Dataset entries:

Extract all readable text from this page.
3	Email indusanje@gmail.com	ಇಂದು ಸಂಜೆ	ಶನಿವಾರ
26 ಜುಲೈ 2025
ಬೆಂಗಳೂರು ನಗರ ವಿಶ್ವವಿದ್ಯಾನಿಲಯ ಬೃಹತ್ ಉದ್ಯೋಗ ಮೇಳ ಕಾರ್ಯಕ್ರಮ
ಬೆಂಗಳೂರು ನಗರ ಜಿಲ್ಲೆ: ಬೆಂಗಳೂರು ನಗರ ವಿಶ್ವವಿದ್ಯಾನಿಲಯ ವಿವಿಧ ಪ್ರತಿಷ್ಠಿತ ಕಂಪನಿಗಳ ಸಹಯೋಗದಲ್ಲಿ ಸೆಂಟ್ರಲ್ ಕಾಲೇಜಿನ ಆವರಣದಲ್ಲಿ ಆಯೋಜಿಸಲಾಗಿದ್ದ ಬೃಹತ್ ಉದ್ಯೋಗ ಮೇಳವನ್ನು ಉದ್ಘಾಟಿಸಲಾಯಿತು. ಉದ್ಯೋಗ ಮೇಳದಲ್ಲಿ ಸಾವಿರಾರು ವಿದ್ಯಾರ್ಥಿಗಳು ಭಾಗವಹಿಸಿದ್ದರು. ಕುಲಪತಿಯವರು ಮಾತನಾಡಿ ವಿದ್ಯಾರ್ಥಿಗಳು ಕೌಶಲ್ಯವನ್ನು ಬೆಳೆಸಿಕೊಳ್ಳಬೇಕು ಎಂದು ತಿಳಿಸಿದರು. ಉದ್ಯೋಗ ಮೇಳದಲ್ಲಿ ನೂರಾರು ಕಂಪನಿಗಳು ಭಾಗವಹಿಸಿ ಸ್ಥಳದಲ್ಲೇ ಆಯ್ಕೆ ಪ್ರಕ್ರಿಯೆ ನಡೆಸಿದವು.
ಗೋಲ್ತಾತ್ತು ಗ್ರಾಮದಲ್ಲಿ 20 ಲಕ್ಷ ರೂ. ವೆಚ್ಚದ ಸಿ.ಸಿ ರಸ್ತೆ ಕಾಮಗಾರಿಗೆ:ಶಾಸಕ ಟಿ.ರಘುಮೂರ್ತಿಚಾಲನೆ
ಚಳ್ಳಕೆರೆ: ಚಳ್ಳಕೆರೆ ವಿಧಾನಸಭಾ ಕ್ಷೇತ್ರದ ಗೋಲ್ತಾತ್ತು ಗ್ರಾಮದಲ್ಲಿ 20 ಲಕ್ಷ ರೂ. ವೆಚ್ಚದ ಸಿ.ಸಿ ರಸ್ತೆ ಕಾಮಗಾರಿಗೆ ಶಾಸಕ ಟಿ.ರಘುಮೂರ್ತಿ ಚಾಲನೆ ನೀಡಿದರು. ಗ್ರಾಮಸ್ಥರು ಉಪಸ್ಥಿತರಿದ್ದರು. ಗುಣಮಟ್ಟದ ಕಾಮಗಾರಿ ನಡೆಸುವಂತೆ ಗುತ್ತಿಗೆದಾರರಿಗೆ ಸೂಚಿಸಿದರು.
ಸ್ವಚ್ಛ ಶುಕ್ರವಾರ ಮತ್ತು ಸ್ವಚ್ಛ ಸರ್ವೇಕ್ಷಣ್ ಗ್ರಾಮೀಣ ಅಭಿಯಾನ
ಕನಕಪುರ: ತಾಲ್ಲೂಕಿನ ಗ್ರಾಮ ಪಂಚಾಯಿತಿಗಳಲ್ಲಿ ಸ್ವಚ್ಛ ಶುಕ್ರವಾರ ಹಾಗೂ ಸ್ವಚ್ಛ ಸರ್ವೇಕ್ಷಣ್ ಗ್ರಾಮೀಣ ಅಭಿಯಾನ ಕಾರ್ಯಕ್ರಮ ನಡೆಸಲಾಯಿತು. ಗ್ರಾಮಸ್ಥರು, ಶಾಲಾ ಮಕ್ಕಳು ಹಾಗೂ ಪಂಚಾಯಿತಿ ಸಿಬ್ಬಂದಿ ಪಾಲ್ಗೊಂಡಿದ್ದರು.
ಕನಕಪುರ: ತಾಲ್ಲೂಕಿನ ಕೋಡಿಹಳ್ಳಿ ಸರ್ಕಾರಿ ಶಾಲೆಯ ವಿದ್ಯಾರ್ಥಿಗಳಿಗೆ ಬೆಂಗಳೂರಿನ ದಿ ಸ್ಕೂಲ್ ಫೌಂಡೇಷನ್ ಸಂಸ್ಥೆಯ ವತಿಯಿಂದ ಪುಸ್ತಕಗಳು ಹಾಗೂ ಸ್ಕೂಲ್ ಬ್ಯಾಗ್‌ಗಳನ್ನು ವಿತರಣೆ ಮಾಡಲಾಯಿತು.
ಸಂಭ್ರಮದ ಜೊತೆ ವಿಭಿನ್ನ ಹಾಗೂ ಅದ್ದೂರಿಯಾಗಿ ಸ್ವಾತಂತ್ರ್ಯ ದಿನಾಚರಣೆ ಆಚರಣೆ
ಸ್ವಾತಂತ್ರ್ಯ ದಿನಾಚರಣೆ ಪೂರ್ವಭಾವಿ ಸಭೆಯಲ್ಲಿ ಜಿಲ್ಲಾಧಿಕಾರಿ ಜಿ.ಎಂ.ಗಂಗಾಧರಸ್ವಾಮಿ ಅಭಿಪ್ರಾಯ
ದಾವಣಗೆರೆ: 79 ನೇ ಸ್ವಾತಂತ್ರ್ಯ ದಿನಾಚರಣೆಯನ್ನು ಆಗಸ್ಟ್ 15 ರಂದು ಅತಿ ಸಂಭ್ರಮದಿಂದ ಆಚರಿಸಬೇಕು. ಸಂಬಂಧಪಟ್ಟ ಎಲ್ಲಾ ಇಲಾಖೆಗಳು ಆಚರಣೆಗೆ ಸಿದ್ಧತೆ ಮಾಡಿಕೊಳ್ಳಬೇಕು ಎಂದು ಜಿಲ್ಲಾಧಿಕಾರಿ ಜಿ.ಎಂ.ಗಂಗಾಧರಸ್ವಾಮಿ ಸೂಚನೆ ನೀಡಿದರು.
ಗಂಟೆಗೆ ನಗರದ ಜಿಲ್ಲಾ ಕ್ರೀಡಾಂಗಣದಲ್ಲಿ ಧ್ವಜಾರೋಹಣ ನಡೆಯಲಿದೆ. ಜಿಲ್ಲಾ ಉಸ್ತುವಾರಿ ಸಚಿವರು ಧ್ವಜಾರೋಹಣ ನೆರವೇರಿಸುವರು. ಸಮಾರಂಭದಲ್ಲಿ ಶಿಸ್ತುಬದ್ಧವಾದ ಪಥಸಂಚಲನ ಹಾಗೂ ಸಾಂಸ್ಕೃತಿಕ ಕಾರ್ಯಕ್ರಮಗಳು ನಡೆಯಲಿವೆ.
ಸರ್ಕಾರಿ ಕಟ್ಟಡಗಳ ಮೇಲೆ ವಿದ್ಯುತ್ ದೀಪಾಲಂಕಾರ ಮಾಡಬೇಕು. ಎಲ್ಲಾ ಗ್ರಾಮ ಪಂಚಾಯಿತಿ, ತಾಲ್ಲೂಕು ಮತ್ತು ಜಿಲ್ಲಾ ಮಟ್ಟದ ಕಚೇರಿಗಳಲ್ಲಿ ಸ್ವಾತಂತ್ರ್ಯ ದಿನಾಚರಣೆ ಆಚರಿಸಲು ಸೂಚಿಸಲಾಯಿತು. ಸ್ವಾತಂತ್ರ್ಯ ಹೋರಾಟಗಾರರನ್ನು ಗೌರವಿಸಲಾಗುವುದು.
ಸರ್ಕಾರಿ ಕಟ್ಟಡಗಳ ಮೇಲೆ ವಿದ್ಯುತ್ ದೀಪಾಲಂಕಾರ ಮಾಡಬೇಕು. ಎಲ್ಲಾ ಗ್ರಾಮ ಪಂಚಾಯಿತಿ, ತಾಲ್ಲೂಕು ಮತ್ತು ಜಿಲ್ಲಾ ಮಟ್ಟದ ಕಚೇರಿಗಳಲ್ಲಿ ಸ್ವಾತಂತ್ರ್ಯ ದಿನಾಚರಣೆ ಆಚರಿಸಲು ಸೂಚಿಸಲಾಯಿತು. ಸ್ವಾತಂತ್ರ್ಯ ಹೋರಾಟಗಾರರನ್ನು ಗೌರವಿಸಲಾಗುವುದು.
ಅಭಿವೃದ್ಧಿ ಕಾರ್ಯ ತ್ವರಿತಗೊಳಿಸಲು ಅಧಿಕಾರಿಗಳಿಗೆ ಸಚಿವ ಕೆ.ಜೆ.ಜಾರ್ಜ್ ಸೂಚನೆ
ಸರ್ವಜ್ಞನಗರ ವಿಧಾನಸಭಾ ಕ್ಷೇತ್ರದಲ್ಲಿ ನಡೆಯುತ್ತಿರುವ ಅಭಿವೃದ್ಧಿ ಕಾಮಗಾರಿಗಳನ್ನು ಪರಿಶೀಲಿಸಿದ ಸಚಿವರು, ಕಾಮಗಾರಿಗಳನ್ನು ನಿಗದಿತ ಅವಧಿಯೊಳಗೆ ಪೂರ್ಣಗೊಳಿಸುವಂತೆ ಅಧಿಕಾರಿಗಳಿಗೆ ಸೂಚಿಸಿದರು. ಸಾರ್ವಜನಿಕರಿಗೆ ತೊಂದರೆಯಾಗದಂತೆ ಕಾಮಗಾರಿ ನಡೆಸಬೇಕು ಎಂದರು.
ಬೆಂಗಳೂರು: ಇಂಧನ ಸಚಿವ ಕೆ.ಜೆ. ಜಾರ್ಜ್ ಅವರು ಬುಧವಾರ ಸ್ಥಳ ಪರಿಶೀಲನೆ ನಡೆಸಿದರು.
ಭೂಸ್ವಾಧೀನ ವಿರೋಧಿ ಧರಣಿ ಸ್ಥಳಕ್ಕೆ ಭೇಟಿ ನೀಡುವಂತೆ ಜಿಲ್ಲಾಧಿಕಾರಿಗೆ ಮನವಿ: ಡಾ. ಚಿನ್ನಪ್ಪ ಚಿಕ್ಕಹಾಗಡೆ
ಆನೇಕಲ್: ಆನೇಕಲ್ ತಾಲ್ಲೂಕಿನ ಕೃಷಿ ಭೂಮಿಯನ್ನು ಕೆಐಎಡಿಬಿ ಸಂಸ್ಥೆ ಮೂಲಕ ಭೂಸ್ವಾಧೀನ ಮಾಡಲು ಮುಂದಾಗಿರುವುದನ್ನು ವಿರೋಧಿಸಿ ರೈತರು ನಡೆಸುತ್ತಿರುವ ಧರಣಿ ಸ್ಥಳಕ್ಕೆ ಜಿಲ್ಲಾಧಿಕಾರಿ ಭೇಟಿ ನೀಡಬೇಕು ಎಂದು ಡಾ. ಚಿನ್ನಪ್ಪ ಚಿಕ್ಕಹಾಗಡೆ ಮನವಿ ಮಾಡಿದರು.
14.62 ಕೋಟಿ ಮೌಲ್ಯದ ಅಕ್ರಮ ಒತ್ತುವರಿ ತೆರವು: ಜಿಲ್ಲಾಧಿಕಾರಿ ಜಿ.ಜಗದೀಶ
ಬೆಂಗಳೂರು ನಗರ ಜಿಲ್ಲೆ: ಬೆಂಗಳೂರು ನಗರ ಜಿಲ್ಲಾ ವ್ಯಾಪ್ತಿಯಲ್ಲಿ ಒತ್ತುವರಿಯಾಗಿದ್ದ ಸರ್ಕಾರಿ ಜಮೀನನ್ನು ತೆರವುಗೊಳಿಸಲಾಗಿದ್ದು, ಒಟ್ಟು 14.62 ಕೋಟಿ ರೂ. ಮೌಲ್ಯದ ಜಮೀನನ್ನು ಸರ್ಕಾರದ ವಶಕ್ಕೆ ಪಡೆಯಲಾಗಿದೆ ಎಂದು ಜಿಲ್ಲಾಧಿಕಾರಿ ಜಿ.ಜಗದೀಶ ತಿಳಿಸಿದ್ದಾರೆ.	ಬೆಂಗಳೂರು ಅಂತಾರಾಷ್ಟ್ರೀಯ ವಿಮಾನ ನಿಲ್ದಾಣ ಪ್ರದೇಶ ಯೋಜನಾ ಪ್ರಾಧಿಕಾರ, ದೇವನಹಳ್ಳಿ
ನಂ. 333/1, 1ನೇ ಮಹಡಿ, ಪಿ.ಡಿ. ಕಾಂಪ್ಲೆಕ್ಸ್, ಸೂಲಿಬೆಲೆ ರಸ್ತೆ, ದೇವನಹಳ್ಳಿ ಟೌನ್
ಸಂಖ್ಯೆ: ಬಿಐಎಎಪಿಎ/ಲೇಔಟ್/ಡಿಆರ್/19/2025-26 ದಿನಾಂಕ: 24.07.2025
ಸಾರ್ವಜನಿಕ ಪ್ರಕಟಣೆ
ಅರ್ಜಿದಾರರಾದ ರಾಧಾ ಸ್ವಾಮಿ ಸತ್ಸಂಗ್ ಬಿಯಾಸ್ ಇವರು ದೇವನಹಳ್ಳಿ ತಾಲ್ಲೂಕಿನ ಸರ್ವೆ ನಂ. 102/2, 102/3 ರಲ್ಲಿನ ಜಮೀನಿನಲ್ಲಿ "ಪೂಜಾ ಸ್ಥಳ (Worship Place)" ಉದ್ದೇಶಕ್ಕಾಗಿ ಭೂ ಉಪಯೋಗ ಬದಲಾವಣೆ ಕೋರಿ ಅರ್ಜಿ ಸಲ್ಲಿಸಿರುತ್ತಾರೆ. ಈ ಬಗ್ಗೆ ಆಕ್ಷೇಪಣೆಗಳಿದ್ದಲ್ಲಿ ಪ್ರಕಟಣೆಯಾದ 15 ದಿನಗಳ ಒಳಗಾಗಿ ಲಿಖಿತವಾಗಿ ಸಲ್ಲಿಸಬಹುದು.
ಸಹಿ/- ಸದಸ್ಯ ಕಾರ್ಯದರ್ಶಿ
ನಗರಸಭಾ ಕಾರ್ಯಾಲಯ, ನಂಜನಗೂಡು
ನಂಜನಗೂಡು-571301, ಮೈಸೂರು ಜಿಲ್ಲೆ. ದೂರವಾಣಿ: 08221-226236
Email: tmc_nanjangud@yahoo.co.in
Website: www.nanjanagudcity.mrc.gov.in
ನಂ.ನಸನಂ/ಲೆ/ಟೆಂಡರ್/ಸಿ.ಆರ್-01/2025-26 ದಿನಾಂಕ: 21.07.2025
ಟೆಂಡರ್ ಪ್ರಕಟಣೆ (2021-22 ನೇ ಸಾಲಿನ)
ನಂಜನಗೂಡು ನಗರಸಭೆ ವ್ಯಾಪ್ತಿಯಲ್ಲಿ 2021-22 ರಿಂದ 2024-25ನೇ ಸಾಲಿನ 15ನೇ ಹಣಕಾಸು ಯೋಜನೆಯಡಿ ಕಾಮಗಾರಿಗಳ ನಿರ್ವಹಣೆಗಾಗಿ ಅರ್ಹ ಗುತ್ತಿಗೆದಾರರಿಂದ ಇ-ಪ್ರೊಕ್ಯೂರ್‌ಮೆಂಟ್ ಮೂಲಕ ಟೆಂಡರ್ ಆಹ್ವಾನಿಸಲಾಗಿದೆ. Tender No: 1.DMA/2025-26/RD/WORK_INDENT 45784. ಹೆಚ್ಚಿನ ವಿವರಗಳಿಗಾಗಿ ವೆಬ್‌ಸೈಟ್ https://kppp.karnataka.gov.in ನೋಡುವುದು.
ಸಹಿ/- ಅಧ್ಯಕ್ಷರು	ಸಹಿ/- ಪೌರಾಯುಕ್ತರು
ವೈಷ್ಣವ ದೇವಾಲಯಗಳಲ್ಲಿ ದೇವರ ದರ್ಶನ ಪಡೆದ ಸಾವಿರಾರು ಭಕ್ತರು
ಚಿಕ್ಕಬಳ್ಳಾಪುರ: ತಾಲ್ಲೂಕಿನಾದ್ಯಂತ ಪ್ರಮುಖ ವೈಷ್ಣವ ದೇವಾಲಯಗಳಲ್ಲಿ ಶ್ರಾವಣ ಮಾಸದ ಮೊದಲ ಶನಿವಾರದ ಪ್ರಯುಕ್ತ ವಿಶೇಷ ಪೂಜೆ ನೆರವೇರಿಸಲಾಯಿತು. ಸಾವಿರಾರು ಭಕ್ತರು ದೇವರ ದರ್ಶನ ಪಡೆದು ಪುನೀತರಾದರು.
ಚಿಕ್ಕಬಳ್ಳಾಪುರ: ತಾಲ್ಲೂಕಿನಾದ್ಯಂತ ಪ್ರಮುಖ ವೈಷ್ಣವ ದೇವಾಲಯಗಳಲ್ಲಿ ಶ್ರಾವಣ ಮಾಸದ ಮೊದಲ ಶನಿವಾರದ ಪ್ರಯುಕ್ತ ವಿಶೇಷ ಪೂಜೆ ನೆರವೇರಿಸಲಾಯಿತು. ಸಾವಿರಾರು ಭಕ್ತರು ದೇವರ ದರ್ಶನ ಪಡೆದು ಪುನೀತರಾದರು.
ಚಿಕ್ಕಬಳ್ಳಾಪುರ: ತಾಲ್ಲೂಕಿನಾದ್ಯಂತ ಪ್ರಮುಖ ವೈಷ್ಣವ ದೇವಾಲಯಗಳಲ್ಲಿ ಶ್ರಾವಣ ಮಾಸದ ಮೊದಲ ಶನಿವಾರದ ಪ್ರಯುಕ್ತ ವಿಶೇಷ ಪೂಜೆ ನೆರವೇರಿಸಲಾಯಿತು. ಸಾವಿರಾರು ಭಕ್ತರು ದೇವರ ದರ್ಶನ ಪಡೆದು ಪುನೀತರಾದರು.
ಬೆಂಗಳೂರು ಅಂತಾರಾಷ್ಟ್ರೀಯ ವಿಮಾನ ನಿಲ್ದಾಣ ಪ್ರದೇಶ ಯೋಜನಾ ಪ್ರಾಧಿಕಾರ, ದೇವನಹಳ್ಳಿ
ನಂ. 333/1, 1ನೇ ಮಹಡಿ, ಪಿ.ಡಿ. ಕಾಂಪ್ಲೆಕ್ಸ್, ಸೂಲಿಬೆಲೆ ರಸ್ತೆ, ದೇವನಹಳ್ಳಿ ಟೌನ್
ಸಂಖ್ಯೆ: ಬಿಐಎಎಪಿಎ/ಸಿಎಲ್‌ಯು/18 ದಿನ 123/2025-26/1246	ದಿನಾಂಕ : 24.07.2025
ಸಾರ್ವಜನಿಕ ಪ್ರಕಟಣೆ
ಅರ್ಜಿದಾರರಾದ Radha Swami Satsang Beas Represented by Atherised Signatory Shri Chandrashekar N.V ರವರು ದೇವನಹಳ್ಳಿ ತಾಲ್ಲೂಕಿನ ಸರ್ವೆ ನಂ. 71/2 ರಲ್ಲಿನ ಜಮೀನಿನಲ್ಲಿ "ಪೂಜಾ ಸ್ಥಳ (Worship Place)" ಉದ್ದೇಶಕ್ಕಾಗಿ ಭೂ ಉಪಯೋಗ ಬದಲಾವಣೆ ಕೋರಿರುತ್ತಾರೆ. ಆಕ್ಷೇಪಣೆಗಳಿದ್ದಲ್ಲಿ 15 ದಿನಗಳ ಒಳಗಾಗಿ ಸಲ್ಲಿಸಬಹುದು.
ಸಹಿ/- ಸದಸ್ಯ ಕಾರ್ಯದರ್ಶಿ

#### Requirement:
Write down every line of the data above that includes the string "ನಗರಸಭ".

#### Correct answer:
ನಗರಸಭಾ ಕಾರ್ಯಾಲಯ, ನಂಜನಗೂಡು
ನಂಜನಗೂಡು ನಗರಸಭೆ ವ್ಯಾಪ್ತಿಯಲ್ಲಿ 2021-22 ರಿಂದ 2024-25ನೇ ಸಾಲಿನ 15ನೇ ಹಣಕಾಸು ಯೋಜನೆಯಡಿ ಕಾಮಗಾರಿಗಳ ನಿರ್ವಹಣೆಗಾಗಿ ಅರ್ಹ ಗುತ್ತಿಗೆದಾರರಿಂದ ಇ-ಪ್ರೊಕ್ಯೂರ್‌ಮೆಂಟ್ ಮೂಲಕ ಟೆಂಡರ್ ಆಹ್ವಾನಿಸಲಾಗಿದೆ. Tender No: 1.DMA/2025-26/RD/WORK_INDENT 45784. ಹೆಚ್ಚಿನ ವಿವರಗಳಿಗಾಗಿ ವೆಬ್‌ಸೈಟ್ https://kppp.karnataka.gov.in ನೋಡುವುದು.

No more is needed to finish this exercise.